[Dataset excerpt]

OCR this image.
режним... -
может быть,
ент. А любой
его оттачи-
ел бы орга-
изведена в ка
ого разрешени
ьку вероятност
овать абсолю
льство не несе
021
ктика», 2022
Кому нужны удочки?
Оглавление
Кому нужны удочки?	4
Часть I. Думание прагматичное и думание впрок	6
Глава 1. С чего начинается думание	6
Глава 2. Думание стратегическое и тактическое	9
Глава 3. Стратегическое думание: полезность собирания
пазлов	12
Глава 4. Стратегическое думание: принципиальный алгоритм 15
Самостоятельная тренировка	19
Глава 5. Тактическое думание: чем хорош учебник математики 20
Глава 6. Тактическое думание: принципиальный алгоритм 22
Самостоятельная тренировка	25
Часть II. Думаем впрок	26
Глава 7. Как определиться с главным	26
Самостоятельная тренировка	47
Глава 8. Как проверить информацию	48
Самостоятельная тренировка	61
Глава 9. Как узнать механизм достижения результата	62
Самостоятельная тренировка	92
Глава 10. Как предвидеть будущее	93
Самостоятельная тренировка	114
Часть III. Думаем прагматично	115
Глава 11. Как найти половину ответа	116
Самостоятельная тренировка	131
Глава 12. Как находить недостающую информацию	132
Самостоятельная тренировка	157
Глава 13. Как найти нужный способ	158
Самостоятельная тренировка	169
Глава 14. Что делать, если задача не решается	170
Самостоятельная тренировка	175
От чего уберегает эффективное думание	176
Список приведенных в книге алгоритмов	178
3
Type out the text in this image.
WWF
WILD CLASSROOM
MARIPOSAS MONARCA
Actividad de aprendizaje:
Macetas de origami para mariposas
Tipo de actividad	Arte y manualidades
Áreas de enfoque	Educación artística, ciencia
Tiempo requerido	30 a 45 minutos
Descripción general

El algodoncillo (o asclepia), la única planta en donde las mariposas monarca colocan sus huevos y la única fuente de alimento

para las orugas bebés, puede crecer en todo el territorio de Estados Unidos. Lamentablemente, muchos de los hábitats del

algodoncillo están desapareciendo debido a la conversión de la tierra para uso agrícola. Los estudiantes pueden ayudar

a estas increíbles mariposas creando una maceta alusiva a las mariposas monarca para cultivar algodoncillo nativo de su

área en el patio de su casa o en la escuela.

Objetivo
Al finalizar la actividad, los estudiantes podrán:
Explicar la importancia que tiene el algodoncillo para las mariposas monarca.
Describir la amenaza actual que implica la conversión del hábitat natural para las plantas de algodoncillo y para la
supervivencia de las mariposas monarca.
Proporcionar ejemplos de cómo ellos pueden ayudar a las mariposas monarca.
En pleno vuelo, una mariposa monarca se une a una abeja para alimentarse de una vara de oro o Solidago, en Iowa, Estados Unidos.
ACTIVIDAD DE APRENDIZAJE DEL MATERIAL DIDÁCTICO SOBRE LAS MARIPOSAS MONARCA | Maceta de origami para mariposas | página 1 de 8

TASK STATEMENT:
All of the entries need to be reproduced exactly; please write them out.

RESPONSE:
OCR this image.
режним... -
может быть,
ент. А любой
его оттачи-
ел бы орга-
изведена в ка
ого разрешени
ьку вероятност
овать абсолю
льство не несе
021
ктика», 2022
Кому нужны удочки?
Оглавление
Кому нужны удочки?	4
Часть I. Думание прагматичное и думание впрок	6
Глава 1. С чего начинается думание	6
Глава 2. Думание стратегическое и тактическое	9
Глава 3. Стратегическое думание: полезность собирания
пазлов	12
Глава 4. Стратегическое думание: принципиальный алгоритм 15
Самостоятельная тренировка	19
Глава 5. Тактическое думание: чем хорош учебник математики 20
Глава 6. Тактическое думание: принципиальный алгоритм 22
Самостоятельная тренировка	25
Часть II. Думаем впрок	26
Глава 7. Как определиться с главным	26
Самостоятельная тренировка	47
Глава 8. Как проверить информацию	48
Самостоятельная тренировка	61
Глава 9. Как узнать механизм достижения результата	62
Самостоятельная тренировка	92
Глава 10. Как предвидеть будущее	93
Самостоятельная тренировка	114
Часть III. Думаем прагматично	115
Глава 11. Как найти половину ответа	116
Самостоятельная тренировка	131
Глава 12. Как находить недостающую информацию	132
Самостоятельная тренировка	157
Глава 13. Как найти нужный способ	158
Самостоятельная тренировка	169
Глава 14. Что делать, если задача не решается	170
Самостоятельная тренировка	175
От чего уберегает эффективное думание	176
Список приведенных в книге алгоритмов	178
3
Type out the text in this image.
WWF
WILD CLASSROOM
MARIPOSAS MONARCA
Actividad de aprendizaje:
Macetas de origami para mariposas
Tipo de actividad	Arte y manualidades
Áreas de enfoque	Educación artística, ciencia
Tiempo requerido	30 a 45 minutos
Descripción general

El algodoncillo (o asclepia), la única planta en donde las mariposas monarca colocan sus huevos y la única fuente de alimento

para las orugas bebés, puede crecer en todo el territorio de Estados Unidos. Lamentablemente, muchos de los hábitats del

algodoncillo están desapareciendo debido a la conversión de la tierra para uso agrícola. Los estudiantes pueden ayudar

a estas increíbles mariposas creando una maceta alusiva a las mariposas monarca para cultivar algodoncillo nativo de su

área en el patio de su casa o en la escuela.

Objetivo
Al finalizar la actividad, los estudiantes podrán:
Explicar la importancia que tiene el algodoncillo para las mariposas monarca.
Describir la amenaza actual que implica la conversión del hábitat natural para las plantas de algodoncillo y para la
supervivencia de las mariposas monarca.
Proporcionar ejemplos de cómo ellos pueden ayudar a las mariposas monarca.
En pleno vuelo, una mariposa monarca se une a una abeja para alimentarse de una vara de oro o Solidago, en Iowa, Estados Unidos.
ACTIVIDAD DE APRENDIZAJE DEL MATERIAL DIDÁCTICO SOBRE LAS MARIPOSAS MONARCA | Maceta de origami para mariposas | página 1 de 8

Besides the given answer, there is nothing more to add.